• _Task directions_
Would you set down every entry shown below, precisely as written?

Rows from a dataset
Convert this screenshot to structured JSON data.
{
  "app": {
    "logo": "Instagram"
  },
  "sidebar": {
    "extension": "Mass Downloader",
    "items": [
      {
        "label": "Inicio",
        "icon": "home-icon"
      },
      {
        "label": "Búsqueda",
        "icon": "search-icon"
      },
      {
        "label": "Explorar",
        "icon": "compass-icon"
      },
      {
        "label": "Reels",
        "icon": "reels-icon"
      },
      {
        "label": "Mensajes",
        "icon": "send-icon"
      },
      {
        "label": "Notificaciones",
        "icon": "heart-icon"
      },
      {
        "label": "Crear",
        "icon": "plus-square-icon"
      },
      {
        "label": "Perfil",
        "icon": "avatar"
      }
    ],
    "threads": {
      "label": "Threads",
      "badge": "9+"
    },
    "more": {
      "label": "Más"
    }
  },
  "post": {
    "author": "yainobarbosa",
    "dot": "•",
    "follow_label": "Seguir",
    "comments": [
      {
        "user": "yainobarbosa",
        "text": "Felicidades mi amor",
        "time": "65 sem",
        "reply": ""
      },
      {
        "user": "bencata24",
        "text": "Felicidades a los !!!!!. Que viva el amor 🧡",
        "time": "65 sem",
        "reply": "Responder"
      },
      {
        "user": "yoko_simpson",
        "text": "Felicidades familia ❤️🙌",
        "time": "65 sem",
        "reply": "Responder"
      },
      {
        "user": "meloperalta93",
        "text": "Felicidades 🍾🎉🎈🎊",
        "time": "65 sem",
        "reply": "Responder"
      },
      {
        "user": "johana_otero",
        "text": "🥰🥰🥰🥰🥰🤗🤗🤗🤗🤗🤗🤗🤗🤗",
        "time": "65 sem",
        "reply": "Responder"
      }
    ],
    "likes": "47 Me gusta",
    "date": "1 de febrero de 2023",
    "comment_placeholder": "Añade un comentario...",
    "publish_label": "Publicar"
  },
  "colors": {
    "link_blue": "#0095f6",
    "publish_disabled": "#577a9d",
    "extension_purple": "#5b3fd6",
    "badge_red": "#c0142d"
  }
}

• _Response to the exercise_
Convert this screenshot to structured JSON data.
{
  "app": {
    "logo": "Instagram"
  },
  "sidebar": {
    "extension": "Mass Downloader",
    "items": [
      {
        "label": "Inicio",
        "icon": "home-icon"
      },
      {
        "label": "Búsqueda",
        "icon": "search-icon"
      },
      {
        "label": "Explorar",
        "icon": "compass-icon"
      },
      {
        "label": "Reels",
        "icon": "reels-icon"
      },
      {
        "label": "Mensajes",
        "icon": "send-icon"
      },
      {
        "label": "Notificaciones",
        "icon": "heart-icon"
      },
      {
        "label": "Crear",
        "icon": "plus-square-icon"
      },
      {
        "label": "Perfil",
        "icon": "avatar"
      }
    ],
    "threads": {
      "label": "Threads",
      "badge": "9+"
    },
    "more": {
      "label": "Más"
    }
  },
  "post": {
    "author": "yainobarbosa",
    "dot": "•",
    "follow_label": "Seguir",
    "comments": [
      {
        "user": "yainobarbosa",
        "text": "Felicidades mi amor",
        "time": "65 sem",
        "reply": ""
      },
      {
        "user": "bencata24",
        "text": "Felicidades a los !!!!!. Que viva el amor 🧡",
        "time": "65 sem",
        "reply": "Responder"
      },
      {
        "user": "yoko_simpson",
        "text": "Felicidades familia ❤️🙌",
        "time": "65 sem",
        "reply": "Responder"
      },
      {
        "user": "meloperalta93",
        "text": "Felicidades 🍾🎉🎈🎊",
        "time": "65 sem",
        "reply": "Responder"
      },
      {
        "user": "johana_otero",
        "text": "🥰🥰🥰🥰🥰🤗🤗🤗🤗🤗🤗🤗🤗🤗",
        "time": "65 sem",
        "reply": "Responder"
      }
    ],
    "likes": "47 Me gusta",
    "date": "1 de febrero de 2023",
    "comment_placeholder": "Añade un comentario...",
    "publish_label": "Publicar"
  },
  "colors": {
    "link_blue": "#0095f6",
    "publish_disabled": "#577a9d",
    "extension_purple": "#5b3fd6",
    "badge_red": "#c0142d"
  }
}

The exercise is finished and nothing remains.